Data listing
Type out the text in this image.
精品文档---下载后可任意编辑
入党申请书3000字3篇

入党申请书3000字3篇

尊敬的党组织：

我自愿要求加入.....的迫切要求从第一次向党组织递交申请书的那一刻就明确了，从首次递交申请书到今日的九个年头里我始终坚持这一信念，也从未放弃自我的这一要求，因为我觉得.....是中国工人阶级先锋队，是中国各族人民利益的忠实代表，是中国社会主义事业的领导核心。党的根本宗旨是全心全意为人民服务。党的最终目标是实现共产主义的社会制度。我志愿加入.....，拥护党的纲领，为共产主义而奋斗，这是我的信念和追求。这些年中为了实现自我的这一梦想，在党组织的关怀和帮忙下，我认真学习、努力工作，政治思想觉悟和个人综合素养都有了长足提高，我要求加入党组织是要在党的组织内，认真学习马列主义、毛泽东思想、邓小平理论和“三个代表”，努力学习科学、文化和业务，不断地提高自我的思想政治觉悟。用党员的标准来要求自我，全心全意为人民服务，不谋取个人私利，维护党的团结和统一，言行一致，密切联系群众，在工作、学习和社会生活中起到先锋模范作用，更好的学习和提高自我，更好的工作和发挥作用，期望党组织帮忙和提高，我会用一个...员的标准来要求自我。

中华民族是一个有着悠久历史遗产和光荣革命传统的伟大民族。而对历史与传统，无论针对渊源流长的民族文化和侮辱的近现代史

Objective
Reproduce all the records precisely.

Response to this exercise
Type out the text in this image.
精品文档---下载后可任意编辑
入党申请书3000字3篇

入党申请书3000字3篇

尊敬的党组织：

我自愿要求加入.....的迫切要求从第一次向党组织递交申请书的那一刻就明确了，从首次递交申请书到今日的九个年头里我始终坚持这一信念，也从未放弃自我的这一要求，因为我觉得.....是中国工人阶级先锋队，是中国各族人民利益的忠实代表，是中国社会主义事业的领导核心。党的根本宗旨是全心全意为人民服务。党的最终目标是实现共产主义的社会制度。我志愿加入.....，拥护党的纲领，为共产主义而奋斗，这是我的信念和追求。这些年中为了实现自我的这一梦想，在党组织的关怀和帮忙下，我认真学习、努力工作，政治思想觉悟和个人综合素养都有了长足提高，我要求加入党组织是要在党的组织内，认真学习马列主义、毛泽东思想、邓小平理论和“三个代表”，努力学习科学、文化和业务，不断地提高自我的思想政治觉悟。用党员的标准来要求自我，全心全意为人民服务，不谋取个人私利，维护党的团结和统一，言行一致，密切联系群众，在工作、学习和社会生活中起到先锋模范作用，更好的学习和提高自我，更好的工作和发挥作用，期望党组织帮忙和提高，我会用一个...员的标准来要求自我。

中华民族是一个有着悠久历史遗产和光荣革命传统的伟大民族。而对历史与传统，无论针对渊源流长的民族文化和侮辱的近现代史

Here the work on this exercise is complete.